GOAL OF THE EXERCISE> Copy each line in the data that includes the word "this".

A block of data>

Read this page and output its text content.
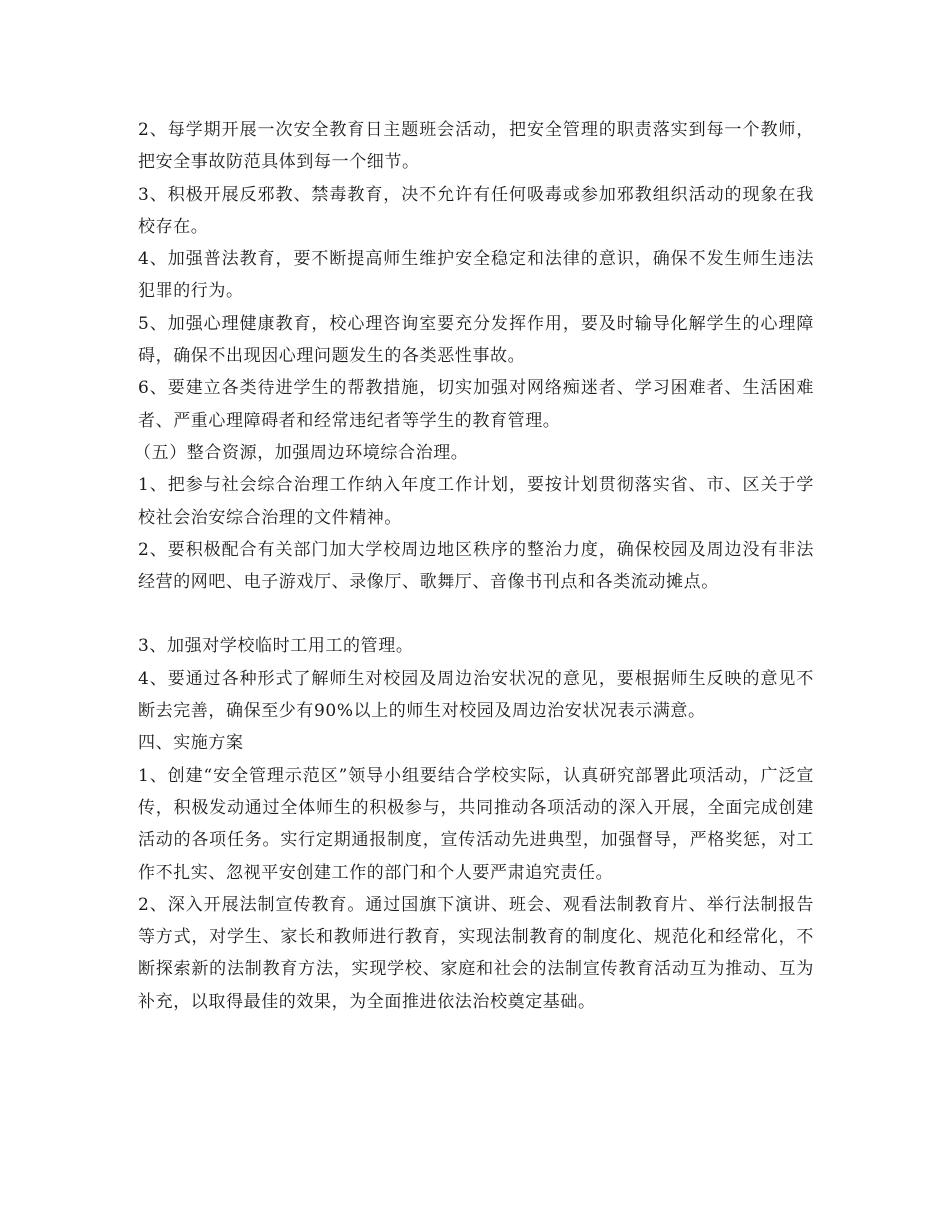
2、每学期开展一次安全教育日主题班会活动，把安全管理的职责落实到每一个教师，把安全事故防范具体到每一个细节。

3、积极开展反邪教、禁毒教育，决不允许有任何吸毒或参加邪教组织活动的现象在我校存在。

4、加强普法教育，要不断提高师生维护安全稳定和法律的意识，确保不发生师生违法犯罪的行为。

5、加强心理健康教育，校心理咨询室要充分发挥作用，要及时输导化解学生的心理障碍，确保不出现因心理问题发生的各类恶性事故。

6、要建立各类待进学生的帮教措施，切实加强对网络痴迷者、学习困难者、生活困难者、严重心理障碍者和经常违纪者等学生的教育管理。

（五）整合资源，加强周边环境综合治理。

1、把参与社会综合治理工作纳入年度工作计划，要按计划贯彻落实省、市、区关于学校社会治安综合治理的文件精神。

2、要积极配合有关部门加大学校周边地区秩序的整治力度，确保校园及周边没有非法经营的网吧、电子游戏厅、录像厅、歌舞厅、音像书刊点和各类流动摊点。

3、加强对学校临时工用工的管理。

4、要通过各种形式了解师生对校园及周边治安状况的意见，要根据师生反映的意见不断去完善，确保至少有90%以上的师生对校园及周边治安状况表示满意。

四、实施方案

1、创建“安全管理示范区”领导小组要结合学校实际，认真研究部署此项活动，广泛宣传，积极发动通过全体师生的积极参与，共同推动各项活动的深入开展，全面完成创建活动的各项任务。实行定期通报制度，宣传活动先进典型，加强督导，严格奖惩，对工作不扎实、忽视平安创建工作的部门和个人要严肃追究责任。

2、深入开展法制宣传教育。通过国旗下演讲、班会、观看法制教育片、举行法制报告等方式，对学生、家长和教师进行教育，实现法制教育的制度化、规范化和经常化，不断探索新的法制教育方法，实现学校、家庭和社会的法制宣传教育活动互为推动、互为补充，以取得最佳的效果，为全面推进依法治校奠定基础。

* * *

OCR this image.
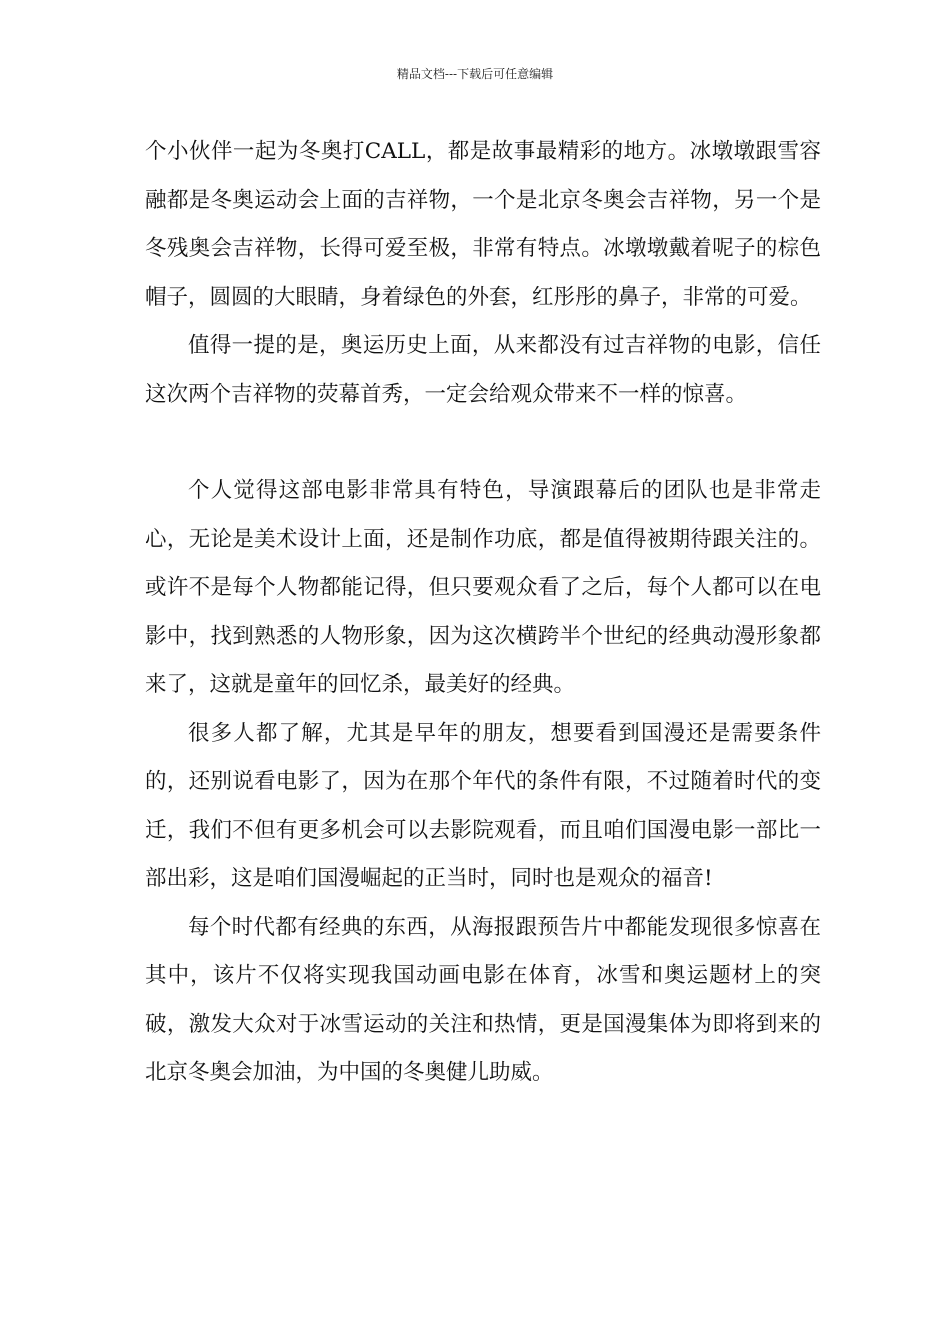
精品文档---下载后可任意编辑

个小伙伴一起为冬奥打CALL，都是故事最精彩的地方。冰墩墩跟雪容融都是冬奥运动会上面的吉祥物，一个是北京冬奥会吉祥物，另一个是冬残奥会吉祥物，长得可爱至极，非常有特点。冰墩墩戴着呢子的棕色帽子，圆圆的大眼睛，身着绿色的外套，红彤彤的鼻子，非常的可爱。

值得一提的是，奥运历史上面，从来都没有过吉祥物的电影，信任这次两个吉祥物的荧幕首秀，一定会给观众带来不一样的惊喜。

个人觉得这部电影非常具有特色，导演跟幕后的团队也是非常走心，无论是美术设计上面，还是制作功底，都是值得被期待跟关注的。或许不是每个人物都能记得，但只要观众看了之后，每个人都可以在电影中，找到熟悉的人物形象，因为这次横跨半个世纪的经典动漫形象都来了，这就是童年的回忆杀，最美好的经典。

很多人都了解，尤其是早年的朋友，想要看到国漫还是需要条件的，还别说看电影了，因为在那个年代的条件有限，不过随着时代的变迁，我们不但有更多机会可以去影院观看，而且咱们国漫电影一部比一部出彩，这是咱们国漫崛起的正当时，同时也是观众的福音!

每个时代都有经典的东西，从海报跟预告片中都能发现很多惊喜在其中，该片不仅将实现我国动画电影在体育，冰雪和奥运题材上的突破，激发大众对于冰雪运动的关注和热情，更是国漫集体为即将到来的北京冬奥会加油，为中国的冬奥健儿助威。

* * *

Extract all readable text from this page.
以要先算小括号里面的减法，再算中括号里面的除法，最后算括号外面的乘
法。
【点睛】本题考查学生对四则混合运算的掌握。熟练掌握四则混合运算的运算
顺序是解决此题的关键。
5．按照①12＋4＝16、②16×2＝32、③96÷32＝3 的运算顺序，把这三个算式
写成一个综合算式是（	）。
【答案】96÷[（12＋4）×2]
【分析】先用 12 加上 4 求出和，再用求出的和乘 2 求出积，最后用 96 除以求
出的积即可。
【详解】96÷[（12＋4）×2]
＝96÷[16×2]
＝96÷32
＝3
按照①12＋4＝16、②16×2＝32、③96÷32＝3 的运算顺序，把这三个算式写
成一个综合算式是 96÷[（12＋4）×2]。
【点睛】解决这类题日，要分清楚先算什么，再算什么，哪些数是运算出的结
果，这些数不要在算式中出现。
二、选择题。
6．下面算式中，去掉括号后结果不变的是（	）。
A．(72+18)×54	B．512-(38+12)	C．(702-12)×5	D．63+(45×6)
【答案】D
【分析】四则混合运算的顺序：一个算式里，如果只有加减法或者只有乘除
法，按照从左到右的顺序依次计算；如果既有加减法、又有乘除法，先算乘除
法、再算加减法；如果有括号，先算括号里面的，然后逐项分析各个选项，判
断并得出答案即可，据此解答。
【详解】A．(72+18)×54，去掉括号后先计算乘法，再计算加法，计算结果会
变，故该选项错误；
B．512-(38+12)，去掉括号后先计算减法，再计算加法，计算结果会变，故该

PROBLEM SOLUTION>
Read this page and output its text content.
OCR this image.
Extract all readable text from this page.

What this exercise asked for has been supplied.